> What the task asks
Using the listing below, please gather every line containing the word "CERES".

* start *

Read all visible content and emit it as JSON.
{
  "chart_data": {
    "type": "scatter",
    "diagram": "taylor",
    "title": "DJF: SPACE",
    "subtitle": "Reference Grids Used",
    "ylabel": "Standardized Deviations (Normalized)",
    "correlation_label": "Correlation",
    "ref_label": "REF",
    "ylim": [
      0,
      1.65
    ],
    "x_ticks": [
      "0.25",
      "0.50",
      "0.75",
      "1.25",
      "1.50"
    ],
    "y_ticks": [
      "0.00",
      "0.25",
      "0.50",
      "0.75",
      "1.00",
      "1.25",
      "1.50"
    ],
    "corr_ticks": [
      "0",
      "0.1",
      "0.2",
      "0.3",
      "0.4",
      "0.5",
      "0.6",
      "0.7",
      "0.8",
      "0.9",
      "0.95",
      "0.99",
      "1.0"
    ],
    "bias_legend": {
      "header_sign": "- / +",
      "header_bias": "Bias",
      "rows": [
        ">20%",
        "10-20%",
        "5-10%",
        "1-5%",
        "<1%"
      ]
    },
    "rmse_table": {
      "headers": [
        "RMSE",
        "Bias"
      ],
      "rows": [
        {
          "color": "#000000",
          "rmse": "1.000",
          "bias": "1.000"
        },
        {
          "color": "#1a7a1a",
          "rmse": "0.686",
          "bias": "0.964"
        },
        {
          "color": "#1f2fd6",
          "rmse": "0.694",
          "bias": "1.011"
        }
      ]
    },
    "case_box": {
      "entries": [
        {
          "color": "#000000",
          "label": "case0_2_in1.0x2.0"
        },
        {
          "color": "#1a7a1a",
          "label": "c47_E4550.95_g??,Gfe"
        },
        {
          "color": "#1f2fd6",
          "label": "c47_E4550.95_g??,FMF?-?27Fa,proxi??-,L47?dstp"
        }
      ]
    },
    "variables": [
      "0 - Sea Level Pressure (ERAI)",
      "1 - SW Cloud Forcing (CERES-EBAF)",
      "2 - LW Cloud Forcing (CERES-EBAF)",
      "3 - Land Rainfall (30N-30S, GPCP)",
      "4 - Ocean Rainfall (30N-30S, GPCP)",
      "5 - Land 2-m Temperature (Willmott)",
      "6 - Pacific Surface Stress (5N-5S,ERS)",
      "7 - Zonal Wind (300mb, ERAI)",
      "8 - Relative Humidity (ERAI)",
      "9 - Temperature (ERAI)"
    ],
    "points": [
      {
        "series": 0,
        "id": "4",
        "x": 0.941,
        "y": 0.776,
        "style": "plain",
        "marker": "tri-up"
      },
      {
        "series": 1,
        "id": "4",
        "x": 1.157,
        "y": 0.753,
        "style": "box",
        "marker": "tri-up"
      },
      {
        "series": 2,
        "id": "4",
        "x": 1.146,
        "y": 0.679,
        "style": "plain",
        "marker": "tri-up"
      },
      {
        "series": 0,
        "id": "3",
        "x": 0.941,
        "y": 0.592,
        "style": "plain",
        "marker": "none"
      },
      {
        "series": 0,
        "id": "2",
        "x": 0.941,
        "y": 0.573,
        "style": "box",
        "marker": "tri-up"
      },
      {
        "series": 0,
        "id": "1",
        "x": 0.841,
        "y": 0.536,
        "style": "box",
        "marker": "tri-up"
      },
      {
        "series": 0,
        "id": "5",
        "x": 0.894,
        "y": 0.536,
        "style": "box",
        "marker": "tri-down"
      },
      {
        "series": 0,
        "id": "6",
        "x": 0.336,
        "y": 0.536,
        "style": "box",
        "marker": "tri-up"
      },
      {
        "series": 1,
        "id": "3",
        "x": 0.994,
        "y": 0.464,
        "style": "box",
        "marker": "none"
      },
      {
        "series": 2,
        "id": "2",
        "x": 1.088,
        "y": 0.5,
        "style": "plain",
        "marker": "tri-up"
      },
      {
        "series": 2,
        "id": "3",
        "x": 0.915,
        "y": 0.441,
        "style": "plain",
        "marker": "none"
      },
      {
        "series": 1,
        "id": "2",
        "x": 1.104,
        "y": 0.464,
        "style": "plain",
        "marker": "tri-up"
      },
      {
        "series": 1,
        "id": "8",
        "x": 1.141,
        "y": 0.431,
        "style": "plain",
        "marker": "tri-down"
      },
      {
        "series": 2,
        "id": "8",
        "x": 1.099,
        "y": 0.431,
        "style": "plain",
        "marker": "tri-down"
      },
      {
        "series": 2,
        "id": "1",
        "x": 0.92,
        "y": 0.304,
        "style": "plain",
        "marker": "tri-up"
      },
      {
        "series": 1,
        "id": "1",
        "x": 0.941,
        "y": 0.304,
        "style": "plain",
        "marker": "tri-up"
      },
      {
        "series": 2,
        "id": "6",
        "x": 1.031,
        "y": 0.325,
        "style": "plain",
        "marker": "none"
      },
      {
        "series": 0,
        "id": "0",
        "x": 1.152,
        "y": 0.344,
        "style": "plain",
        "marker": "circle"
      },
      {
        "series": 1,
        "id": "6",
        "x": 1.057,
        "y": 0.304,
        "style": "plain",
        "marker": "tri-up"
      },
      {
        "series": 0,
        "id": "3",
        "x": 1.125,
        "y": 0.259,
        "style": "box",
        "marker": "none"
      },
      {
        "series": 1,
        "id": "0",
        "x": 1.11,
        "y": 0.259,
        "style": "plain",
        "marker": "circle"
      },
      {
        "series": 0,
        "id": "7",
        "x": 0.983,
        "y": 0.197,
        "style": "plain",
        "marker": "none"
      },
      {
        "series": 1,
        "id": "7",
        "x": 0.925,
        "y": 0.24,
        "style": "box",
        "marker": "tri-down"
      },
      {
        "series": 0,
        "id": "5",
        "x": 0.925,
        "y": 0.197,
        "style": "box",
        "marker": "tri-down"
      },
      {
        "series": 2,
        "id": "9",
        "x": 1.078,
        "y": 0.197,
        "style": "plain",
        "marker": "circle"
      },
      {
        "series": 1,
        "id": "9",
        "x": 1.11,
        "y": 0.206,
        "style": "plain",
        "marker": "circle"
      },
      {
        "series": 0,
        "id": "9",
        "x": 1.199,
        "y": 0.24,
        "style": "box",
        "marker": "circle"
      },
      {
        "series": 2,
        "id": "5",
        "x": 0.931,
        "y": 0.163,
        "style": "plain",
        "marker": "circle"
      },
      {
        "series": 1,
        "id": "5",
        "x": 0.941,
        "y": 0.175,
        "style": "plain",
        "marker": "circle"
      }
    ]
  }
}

* end *

> The response
      "1 - SW Cloud Forcing (CERES-EBAF)",
      "2 - LW Cloud Forcing (CERES-EBAF)",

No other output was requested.